(Stored items from a collection)
= = = = =

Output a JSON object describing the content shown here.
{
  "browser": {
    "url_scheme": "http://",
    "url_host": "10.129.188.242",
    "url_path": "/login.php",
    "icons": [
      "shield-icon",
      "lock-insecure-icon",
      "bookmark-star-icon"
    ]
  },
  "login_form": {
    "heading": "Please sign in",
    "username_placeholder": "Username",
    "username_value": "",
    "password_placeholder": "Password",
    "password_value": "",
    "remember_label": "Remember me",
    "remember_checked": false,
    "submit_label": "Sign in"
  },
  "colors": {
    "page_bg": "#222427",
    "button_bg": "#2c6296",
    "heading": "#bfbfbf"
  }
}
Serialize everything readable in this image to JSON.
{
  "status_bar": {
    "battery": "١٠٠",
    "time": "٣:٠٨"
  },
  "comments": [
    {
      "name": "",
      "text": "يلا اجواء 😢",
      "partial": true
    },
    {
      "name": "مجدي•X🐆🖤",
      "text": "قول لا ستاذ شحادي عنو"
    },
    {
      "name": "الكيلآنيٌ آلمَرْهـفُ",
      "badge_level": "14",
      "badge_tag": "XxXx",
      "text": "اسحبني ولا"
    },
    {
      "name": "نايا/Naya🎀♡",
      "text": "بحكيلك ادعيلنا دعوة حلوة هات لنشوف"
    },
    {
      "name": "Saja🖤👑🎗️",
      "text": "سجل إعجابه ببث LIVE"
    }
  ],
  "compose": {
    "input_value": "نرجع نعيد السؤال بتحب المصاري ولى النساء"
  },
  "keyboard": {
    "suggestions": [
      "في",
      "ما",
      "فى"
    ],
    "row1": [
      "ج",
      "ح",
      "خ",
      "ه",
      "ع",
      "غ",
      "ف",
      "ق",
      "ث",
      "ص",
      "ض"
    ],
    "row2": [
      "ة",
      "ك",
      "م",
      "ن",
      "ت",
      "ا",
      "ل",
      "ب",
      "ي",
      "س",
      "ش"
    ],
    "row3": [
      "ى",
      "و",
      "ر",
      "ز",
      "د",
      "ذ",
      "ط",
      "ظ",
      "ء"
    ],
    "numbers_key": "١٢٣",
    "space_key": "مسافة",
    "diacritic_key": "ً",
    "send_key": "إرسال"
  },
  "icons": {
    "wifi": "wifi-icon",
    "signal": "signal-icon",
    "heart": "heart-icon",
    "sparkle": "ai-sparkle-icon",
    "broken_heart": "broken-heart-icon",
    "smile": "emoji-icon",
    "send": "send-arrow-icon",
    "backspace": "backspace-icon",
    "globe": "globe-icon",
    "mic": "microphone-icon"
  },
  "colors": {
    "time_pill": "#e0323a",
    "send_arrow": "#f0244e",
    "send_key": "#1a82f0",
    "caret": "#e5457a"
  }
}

= = = = =

* _TASK TO CARRY OUT_
Reproduce every line of the material above exactly.

* _REPLY_
Output a JSON object describing the content shown here.
{
  "browser": {
    "url_scheme": "http://",
    "url_host": "10.129.188.242",
    "url_path": "/login.php",
    "icons": [
      "shield-icon",
      "lock-insecure-icon",
      "bookmark-star-icon"
    ]
  },
  "login_form": {
    "heading": "Please sign in",
    "username_placeholder": "Username",
    "username_value": "",
    "password_placeholder": "Password",
    "password_value": "",
    "remember_label": "Remember me",
    "remember_checked": false,
    "submit_label": "Sign in"
  },
  "colors": {
    "page_bg": "#222427",
    "button_bg": "#2c6296",
    "heading": "#bfbfbf"
  }
}
Serialize everything readable in this image to JSON.
{
  "status_bar": {
    "battery": "١٠٠",
    "time": "٣:٠٨"
  },
  "comments": [
    {
      "name": "",
      "text": "يلا اجواء 😢",
      "partial": true
    },
    {
      "name": "مجدي•X🐆🖤",
      "text": "قول لا ستاذ شحادي عنو"
    },
    {
      "name": "الكيلآنيٌ آلمَرْهـفُ",
      "badge_level": "14",
      "badge_tag": "XxXx",
      "text": "اسحبني ولا"
    },
    {
      "name": "نايا/Naya🎀♡",
      "text": "بحكيلك ادعيلنا دعوة حلوة هات لنشوف"
    },
    {
      "name": "Saja🖤👑🎗️",
      "text": "سجل إعجابه ببث LIVE"
    }
  ],
  "compose": {
    "input_value": "نرجع نعيد السؤال بتحب المصاري ولى النساء"
  },
  "keyboard": {
    "suggestions": [
      "في",
      "ما",
      "فى"
    ],
    "row1": [
      "ج",
      "ح",
      "خ",
      "ه",
      "ع",
      "غ",
      "ف",
      "ق",
      "ث",
      "ص",
      "ض"
    ],
    "row2": [
      "ة",
      "ك",
      "م",
      "ن",
      "ت",
      "ا",
      "ل",
      "ب",
      "ي",
      "س",
      "ش"
    ],
    "row3": [
      "ى",
      "و",
      "ر",
      "ز",
      "د",
      "ذ",
      "ط",
      "ظ",
      "ء"
    ],
    "numbers_key": "١٢٣",
    "space_key": "مسافة",
    "diacritic_key": "ً",
    "send_key": "إرسال"
  },
  "icons": {
    "wifi": "wifi-icon",
    "signal": "signal-icon",
    "heart": "heart-icon",
    "sparkle": "ai-sparkle-icon",
    "broken_heart": "broken-heart-icon",
    "smile": "emoji-icon",
    "send": "send-arrow-icon",
    "backspace": "backspace-icon",
    "globe": "globe-icon",
    "mic": "microphone-icon"
  },
  "colors": {
    "time_pill": "#e0323a",
    "send_arrow": "#f0244e",
    "send_key": "#1a82f0",
    "caret": "#e5457a"
  }
}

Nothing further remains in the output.